## Directions
1. Answer these questions about the surgery transcript:
(a) What does the speaker say is written about as being the most important thing?
(b) What number is called out right after "Depth gauge"?
(c) What does the speaker say they will spread with?
2. Can you retype the part of the surgery transcript that begins at the words "Okay. Guide. And" and stops after "the way apart."?

## Document section
============

Okay. Guide. And guidewire stuff. I’ll take the wire freehand. Mallet please. Yep. X-ray there. X-ray. Wire driver. X-ray. X-ray. That looks pretty centered. X-ray. Alright, let’s come up to an AP. Yep. X-ray there. Power. X-ray. I think that’s the same hole. That didn’t feel like a lot of - anything. Looks like we’re gonna stick with a 90. Do have - I’m gonna use the one I said I wouldn’t use now. Same thing. X-ray. X-ray. X-ray. Blade. So this turns, and then once it locks in, you just push it. If you hold here, it stops it from turning, so it can’t go in. X-ray. X-ray. X-ray. Lock that down for me. Glad we changed it though. Anytime you see it like kind of fall apart, it’s like, “Eeehhh.” Yeah, it came all the way apart.
But, you know, the - the tip apex distance is what’s written about as being the most important thing, but I think that’s secondary to reduction. You have a good reduction, you’re not gonna fail. X-ray. Okay, and acorn.
That’s good. Let’s come up to an AP now please and then tilt a little bit more. X-ray there. Knife please. Yes. Coming up. Knife please. X-ray. How far do you want to spread it? I don’t know. I’m gonna spread with the drill. X-ray. X-ray. Bullseye. Depth gauge. 50. X-ray. X-ray. If we had reviewed on this lateral, would you still have opened? For this one, probably. X-ray. It would have been harder. It would’ve been harder to get a good reduction. I think we would - I think - supine, you mean? Yes. X-ray. I think we would’ve - we wouldn’t have ended up quite as good. Watch your hand. Thank you. X-ray. X-ray. X-ray. X-ray. X-ray. X-ray. So that’s id - the ideal - like when it falls right through. 46. 46. X-ray. X-ray. Do you want one to close off? Yeah, definitely. Yes, please. Can you square up for me - nice and straight? X-ray. Save that. Come up proximal. Drop your machine as far as it’ll go. Table up please. You got it. X-ray there. X-ray there. You can see that piece is folded around the back. That was what I was trying to undo. X-ray. Save that. Come up proximal just a little bit more. X-ray there. Save that.

============

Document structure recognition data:
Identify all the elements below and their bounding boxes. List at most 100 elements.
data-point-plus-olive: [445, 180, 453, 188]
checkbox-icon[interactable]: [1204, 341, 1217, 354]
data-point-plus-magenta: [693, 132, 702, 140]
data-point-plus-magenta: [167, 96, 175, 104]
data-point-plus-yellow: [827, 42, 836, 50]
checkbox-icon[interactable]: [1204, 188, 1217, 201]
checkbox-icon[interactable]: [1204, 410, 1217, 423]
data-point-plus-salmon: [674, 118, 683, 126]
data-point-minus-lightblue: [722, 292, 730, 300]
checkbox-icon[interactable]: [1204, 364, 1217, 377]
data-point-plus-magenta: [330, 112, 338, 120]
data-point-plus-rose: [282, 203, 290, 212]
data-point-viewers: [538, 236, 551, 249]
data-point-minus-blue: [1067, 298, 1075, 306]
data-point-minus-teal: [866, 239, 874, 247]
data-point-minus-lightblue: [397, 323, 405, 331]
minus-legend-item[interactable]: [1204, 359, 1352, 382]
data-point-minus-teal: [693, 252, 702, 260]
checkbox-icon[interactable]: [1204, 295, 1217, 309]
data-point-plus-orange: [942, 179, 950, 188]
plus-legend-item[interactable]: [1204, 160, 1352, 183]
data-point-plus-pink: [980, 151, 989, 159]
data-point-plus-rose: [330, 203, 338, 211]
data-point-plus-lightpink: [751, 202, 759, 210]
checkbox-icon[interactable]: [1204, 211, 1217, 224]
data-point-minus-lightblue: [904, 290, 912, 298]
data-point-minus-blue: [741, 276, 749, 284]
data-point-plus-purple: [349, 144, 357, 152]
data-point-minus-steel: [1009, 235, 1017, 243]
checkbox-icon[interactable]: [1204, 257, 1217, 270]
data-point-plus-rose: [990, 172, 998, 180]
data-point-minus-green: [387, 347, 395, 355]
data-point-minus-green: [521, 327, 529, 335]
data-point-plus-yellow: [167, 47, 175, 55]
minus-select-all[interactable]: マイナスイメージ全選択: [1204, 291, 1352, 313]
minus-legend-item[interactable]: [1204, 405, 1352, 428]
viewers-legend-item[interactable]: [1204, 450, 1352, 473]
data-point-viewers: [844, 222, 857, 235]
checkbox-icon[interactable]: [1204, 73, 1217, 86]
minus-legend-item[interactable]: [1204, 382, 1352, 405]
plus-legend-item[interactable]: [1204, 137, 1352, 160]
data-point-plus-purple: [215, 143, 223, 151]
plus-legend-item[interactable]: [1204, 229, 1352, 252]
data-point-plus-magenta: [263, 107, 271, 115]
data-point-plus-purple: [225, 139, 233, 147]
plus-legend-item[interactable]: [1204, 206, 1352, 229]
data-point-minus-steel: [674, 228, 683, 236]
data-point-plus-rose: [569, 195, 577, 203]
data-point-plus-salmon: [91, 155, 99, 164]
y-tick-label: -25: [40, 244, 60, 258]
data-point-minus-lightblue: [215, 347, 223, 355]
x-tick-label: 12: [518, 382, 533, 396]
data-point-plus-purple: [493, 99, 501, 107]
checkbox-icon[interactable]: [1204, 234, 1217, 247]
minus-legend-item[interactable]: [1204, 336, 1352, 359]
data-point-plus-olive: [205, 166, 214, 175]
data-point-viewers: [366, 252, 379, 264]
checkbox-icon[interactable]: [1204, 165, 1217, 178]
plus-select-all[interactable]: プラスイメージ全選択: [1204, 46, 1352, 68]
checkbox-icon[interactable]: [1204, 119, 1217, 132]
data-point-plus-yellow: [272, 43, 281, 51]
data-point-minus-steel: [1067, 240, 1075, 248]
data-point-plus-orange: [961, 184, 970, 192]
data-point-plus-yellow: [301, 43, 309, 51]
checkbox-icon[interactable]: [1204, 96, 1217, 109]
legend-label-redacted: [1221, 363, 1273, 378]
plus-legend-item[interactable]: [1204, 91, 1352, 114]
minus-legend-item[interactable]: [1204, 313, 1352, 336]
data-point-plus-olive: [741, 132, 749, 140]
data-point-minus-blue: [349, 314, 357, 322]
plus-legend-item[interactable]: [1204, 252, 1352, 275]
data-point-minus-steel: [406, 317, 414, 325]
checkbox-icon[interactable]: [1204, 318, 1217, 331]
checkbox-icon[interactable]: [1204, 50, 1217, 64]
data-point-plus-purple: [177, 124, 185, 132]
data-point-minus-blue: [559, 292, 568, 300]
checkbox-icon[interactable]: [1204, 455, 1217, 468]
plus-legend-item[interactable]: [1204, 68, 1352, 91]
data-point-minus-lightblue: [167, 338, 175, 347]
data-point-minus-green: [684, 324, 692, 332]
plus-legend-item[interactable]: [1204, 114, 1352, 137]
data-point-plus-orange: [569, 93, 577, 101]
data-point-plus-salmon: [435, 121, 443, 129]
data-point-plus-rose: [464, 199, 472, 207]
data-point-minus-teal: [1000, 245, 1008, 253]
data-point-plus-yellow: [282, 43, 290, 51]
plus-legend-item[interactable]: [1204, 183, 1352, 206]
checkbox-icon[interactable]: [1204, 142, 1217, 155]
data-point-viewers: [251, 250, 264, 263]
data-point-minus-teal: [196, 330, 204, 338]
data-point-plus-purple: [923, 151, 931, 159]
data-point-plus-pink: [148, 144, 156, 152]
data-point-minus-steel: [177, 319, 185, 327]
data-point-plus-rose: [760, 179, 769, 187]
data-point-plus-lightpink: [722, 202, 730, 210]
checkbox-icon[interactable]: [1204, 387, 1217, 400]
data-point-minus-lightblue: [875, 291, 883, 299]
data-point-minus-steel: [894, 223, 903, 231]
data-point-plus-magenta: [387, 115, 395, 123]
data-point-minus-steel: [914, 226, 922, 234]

============

## Expected responses
1.
(a) The tip apex distance.
(b) 50.
(c) The drill.

2.
Okay. Guide. And guidewire stuff. I’ll take the wire freehand. Mallet please. Yep. X-ray there. X-ray. Wire driver. X-ray. X-ray. That looks pretty centered. X-ray. Alright, let’s come up to an AP. Yep. X-ray there. Power. X-ray. I think that’s the same hole. That didn’t feel like a lot of - anything. Looks like we’re gonna stick with a 90. Do have - I’m gonna use the one I said I wouldn’t use now. Same thing. X-ray. X-ray. X-ray. Blade. So this turns, and then once it locks in, you just push it. If you hold here, it stops it from turning, so it can’t go in. X-ray. X-ray. X-ray. Lock that down for me. Glad we changed it though. Anytime you see it like kind of fall apart, it’s like, “Eeehhh.” Yeah, it came all the way apart.